- **Exercise brief**
All the data should be repeated exactly. Any image in it is left out.

- **Data provided**

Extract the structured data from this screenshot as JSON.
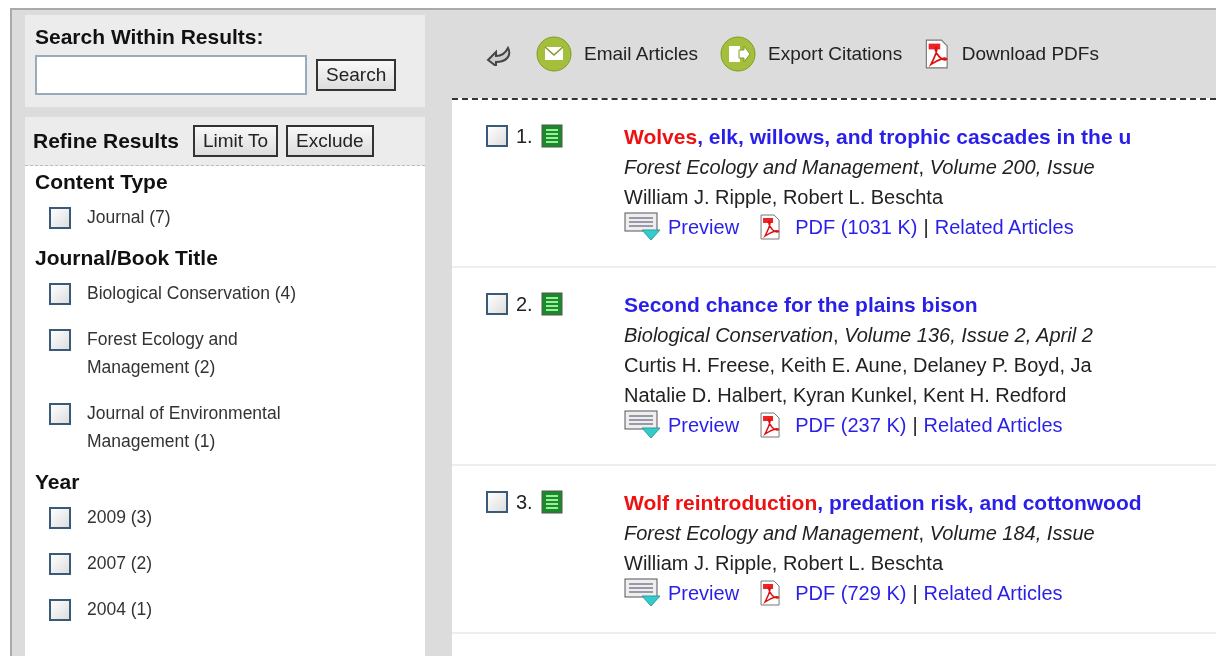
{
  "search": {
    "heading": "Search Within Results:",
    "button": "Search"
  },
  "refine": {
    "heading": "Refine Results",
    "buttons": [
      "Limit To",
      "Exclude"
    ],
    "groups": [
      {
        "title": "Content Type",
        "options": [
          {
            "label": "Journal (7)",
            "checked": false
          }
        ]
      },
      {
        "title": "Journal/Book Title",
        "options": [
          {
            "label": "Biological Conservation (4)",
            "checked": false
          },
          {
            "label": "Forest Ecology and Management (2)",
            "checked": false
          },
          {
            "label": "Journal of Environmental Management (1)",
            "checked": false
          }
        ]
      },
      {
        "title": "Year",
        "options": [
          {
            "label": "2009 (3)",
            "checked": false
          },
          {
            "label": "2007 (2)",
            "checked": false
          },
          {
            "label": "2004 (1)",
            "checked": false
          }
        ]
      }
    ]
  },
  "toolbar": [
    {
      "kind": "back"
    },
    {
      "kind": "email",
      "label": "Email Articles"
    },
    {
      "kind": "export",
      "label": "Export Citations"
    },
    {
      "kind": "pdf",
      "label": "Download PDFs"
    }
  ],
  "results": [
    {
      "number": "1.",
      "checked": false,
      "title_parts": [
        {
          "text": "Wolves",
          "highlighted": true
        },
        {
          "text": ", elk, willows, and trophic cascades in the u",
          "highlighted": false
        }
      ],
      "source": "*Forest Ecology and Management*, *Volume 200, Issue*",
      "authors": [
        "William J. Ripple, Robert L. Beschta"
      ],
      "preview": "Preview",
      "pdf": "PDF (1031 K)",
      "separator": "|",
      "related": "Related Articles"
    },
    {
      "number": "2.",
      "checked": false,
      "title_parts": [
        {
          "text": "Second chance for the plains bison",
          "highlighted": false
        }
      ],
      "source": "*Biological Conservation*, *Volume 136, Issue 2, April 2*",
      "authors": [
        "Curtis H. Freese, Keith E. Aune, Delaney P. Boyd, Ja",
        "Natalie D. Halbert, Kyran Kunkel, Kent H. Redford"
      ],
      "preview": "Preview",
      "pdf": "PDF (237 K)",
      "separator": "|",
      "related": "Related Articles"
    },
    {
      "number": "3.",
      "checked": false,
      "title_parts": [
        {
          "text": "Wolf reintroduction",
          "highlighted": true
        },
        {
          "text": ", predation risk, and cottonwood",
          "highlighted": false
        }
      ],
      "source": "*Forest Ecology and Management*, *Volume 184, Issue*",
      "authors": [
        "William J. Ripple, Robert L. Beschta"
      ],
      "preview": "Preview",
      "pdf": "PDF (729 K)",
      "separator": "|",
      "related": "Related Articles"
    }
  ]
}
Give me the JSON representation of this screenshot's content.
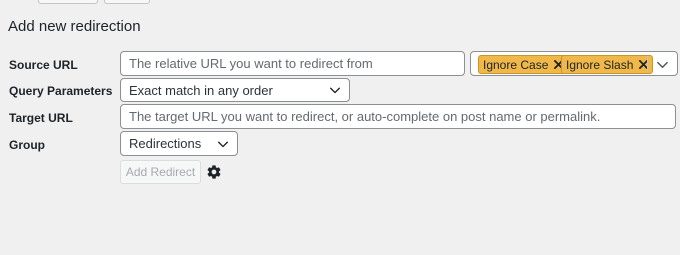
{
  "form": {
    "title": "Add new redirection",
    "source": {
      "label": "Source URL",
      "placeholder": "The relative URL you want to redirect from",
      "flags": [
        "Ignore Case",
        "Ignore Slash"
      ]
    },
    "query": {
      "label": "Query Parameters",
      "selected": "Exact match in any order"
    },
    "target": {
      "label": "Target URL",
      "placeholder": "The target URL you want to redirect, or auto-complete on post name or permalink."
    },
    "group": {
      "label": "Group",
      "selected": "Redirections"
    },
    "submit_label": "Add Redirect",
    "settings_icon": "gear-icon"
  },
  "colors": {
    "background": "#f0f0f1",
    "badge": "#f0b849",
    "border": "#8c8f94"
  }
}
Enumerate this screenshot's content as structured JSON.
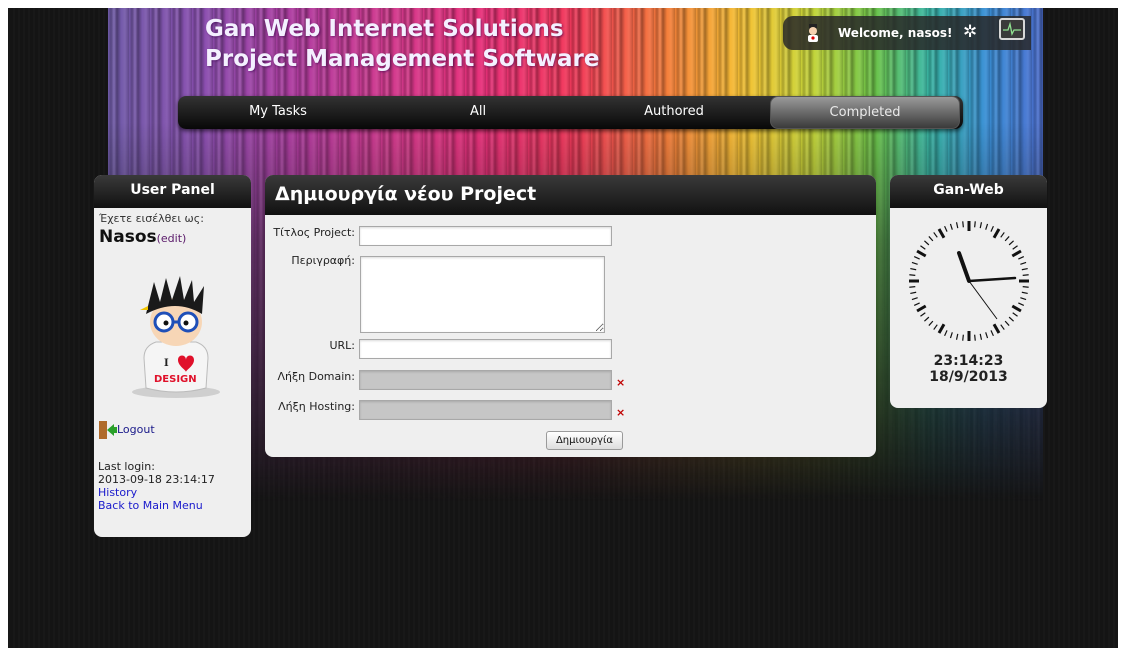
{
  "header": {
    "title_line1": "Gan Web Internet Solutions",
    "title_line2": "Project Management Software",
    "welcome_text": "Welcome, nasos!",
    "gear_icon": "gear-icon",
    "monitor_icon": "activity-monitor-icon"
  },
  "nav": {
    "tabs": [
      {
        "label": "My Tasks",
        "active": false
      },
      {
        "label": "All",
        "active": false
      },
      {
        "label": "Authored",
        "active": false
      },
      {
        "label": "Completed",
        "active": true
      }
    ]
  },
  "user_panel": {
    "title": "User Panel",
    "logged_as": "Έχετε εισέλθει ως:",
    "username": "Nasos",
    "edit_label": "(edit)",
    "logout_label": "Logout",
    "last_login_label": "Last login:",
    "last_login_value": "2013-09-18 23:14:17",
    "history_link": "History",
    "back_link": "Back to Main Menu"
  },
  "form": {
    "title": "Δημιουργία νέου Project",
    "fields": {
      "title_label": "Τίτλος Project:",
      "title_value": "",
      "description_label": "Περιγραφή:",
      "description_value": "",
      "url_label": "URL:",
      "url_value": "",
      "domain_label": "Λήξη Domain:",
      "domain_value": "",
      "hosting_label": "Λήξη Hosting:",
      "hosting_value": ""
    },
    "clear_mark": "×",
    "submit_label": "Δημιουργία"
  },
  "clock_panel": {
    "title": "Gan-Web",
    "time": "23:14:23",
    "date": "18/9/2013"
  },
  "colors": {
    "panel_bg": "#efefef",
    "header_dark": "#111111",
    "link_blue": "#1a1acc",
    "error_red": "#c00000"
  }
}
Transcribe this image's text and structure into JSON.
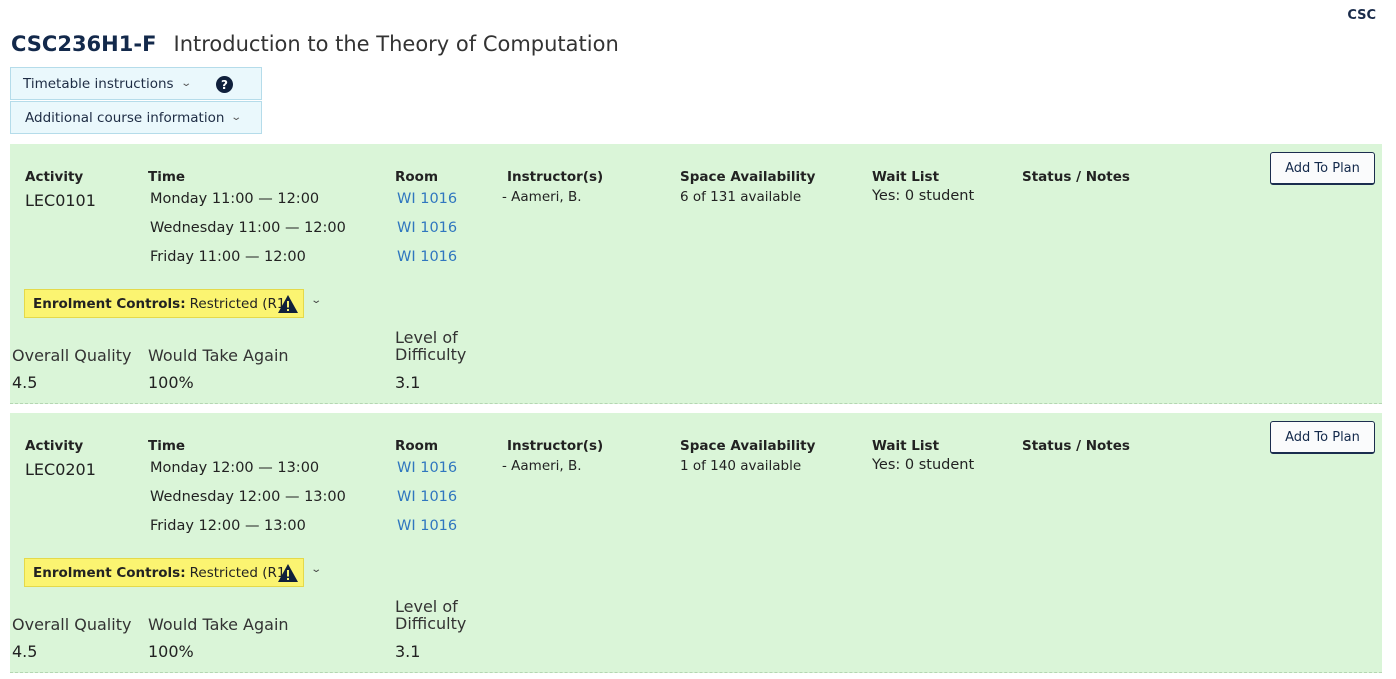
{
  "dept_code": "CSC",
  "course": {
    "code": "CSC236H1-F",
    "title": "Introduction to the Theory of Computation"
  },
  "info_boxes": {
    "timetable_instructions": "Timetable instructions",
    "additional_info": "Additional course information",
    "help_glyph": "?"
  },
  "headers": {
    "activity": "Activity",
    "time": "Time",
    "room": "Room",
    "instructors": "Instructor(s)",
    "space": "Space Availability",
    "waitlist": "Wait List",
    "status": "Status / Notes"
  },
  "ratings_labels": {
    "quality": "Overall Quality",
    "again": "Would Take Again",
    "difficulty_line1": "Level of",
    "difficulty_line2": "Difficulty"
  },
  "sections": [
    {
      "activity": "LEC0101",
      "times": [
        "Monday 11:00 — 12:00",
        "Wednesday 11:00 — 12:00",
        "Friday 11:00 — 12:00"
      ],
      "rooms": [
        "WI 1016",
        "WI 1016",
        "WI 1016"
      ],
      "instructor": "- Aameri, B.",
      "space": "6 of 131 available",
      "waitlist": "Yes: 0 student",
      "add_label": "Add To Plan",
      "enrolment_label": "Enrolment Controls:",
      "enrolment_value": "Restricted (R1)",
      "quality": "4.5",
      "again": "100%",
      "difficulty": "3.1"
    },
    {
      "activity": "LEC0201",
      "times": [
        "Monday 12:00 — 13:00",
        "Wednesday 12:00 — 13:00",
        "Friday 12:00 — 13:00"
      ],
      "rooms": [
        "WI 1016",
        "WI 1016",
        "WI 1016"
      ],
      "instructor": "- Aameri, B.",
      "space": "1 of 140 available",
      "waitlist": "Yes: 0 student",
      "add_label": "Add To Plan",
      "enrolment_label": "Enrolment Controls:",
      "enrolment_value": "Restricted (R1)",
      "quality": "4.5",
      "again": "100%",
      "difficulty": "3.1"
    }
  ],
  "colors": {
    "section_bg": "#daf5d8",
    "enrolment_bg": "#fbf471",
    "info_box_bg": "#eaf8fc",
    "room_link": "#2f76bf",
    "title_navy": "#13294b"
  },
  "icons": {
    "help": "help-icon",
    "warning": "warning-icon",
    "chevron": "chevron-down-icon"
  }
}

- **Result of the task**
Extract the structured data from this screenshot as JSON.
{
  "search": {
    "heading": "Search Within Results:",
    "button": "Search"
  },
  "refine": {
    "heading": "Refine Results",
    "buttons": [
      "Limit To",
      "Exclude"
    ],
    "groups": [
      {
        "title": "Content Type",
        "options": [
          {
            "label": "Journal (7)",
            "checked": false
          }
        ]
      },
      {
        "title": "Journal/Book Title",
        "options": [
          {
            "label": "Biological Conservation (4)",
            "checked": false
          },
          {
            "label": "Forest Ecology and Management (2)",
            "checked": false
          },
          {
            "label": "Journal of Environmental Management (1)",
            "checked": false
          }
        ]
      },
      {
        "title": "Year",
        "options": [
          {
            "label": "2009 (3)",
            "checked": false
          },
          {
            "label": "2007 (2)",
            "checked": false
          },
          {
            "label": "2004 (1)",
            "checked": false
          }
        ]
      }
    ]
  },
  "toolbar": [
    {
      "kind": "back"
    },
    {
      "kind": "email",
      "label": "Email Articles"
    },
    {
      "kind": "export",
      "label": "Export Citations"
    },
    {
      "kind": "pdf",
      "label": "Download PDFs"
    }
  ],
  "results": [
    {
      "number": "1.",
      "checked": false,
      "title_parts": [
        {
          "text": "Wolves",
          "highlighted": true
        },
        {
          "text": ", elk, willows, and trophic cascades in the u",
          "highlighted": false
        }
      ],
      "source": "*Forest Ecology and Management*, *Volume 200, Issue*",
      "authors": [
        "William J. Ripple, Robert L. Beschta"
      ],
      "preview": "Preview",
      "pdf": "PDF (1031 K)",
      "separator": "|",
      "related": "Related Articles"
    },
    {
      "number": "2.",
      "checked": false,
      "title_parts": [
        {
          "text": "Second chance for the plains bison",
          "highlighted": false
        }
      ],
      "source": "*Biological Conservation*, *Volume 136, Issue 2, April 2*",
      "authors": [
        "Curtis H. Freese, Keith E. Aune, Delaney P. Boyd, Ja",
        "Natalie D. Halbert, Kyran Kunkel, Kent H. Redford"
      ],
      "preview": "Preview",
      "pdf": "PDF (237 K)",
      "separator": "|",
      "related": "Related Articles"
    },
    {
      "number": "3.",
      "checked": false,
      "title_parts": [
        {
          "text": "Wolf reintroduction",
          "highlighted": true
        },
        {
          "text": ", predation risk, and cottonwood",
          "highlighted": false
        }
      ],
      "source": "*Forest Ecology and Management*, *Volume 184, Issue*",
      "authors": [
        "William J. Ripple, Robert L. Beschta"
      ],
      "preview": "Preview",
      "pdf": "PDF (729 K)",
      "separator": "|",
      "related": "Related Articles"
    }
  ]
}
Give me the JSON representation of this screenshot's content.
{
  "form": {
    "title": "Add new redirection",
    "source": {
      "label": "Source URL",
      "placeholder": "The relative URL you want to redirect from",
      "flags": [
        "Ignore Case",
        "Ignore Slash"
      ]
    },
    "query": {
      "label": "Query Parameters",
      "selected": "Exact match in any order"
    },
    "target": {
      "label": "Target URL",
      "placeholder": "The target URL you want to redirect, or auto-complete on post name or permalink."
    },
    "group": {
      "label": "Group",
      "selected": "Redirections"
    },
    "submit_label": "Add Redirect",
    "settings_icon": "gear-icon"
  },
  "colors": {
    "background": "#f0f0f1",
    "badge": "#f0b849",
    "border": "#8c8f94"
  }
}
Enumerate this screenshot's content as structured JSON.
{
  "header": {
    "title_line1": "Gan Web Internet Solutions",
    "title_line2": "Project Management Software",
    "welcome_text": "Welcome, nasos!",
    "gear_icon": "gear-icon",
    "monitor_icon": "activity-monitor-icon"
  },
  "nav": {
    "tabs": [
      {
        "label": "My Tasks",
        "active": false
      },
      {
        "label": "All",
        "active": false
      },
      {
        "label": "Authored",
        "active": false
      },
      {
        "label": "Completed",
        "active": true
      }
    ]
  },
  "user_panel": {
    "title": "User Panel",
    "logged_as": "Έχετε εισέλθει ως:",
    "username": "Nasos",
    "edit_label": "(edit)",
    "logout_label": "Logout",
    "last_login_label": "Last login:",
    "last_login_value": "2013-09-18 23:14:17",
    "history_link": "History",
    "back_link": "Back to Main Menu"
  },
  "form": {
    "title": "Δημιουργία νέου Project",
    "fields": {
      "title_label": "Τίτλος Project:",
      "title_value": "",
      "description_label": "Περιγραφή:",
      "description_value": "",
      "url_label": "URL:",
      "url_value": "",
      "domain_label": "Λήξη Domain:",
      "domain_value": "",
      "hosting_label": "Λήξη Hosting:",
      "hosting_value": ""
    },
    "clear_mark": "×",
    "submit_label": "Δημιουργία"
  },
  "clock_panel": {
    "title": "Gan-Web",
    "time": "23:14:23",
    "date": "18/9/2013"
  },
  "colors": {
    "panel_bg": "#efefef",
    "header_dark": "#111111",
    "link_blue": "#1a1acc",
    "error_red": "#c00000"
  }
}
Transcribe this image's text and structure into JSON.
{
  "dept_code": "CSC",
  "course": {
    "code": "CSC236H1-F",
    "title": "Introduction to the Theory of Computation"
  },
  "info_boxes": {
    "timetable_instructions": "Timetable instructions",
    "additional_info": "Additional course information",
    "help_glyph": "?"
  },
  "headers": {
    "activity": "Activity",
    "time": "Time",
    "room": "Room",
    "instructors": "Instructor(s)",
    "space": "Space Availability",
    "waitlist": "Wait List",
    "status": "Status / Notes"
  },
  "ratings_labels": {
    "quality": "Overall Quality",
    "again": "Would Take Again",
    "difficulty_line1": "Level of",
    "difficulty_line2": "Difficulty"
  },
  "sections": [
    {
      "activity": "LEC0101",
      "times": [
        "Monday 11:00 — 12:00",
        "Wednesday 11:00 — 12:00",
        "Friday 11:00 — 12:00"
      ],
      "rooms": [
        "WI 1016",
        "WI 1016",
        "WI 1016"
      ],
      "instructor": "- Aameri, B.",
      "space": "6 of 131 available",
      "waitlist": "Yes: 0 student",
      "add_label": "Add To Plan",
      "enrolment_label": "Enrolment Controls:",
      "enrolment_value": "Restricted (R1)",
      "quality": "4.5",
      "again": "100%",
      "difficulty": "3.1"
    },
    {
      "activity": "LEC0201",
      "times": [
        "Monday 12:00 — 13:00",
        "Wednesday 12:00 — 13:00",
        "Friday 12:00 — 13:00"
      ],
      "rooms": [
        "WI 1016",
        "WI 1016",
        "WI 1016"
      ],
      "instructor": "- Aameri, B.",
      "space": "1 of 140 available",
      "waitlist": "Yes: 0 student",
      "add_label": "Add To Plan",
      "enrolment_label": "Enrolment Controls:",
      "enrolment_value": "Restricted (R1)",
      "quality": "4.5",
      "again": "100%",
      "difficulty": "3.1"
    }
  ],
  "colors": {
    "section_bg": "#daf5d8",
    "enrolment_bg": "#fbf471",
    "info_box_bg": "#eaf8fc",
    "room_link": "#2f76bf",
    "title_navy": "#13294b"
  },
  "icons": {
    "help": "help-icon",
    "warning": "warning-icon",
    "chevron": "chevron-down-icon"
  }
}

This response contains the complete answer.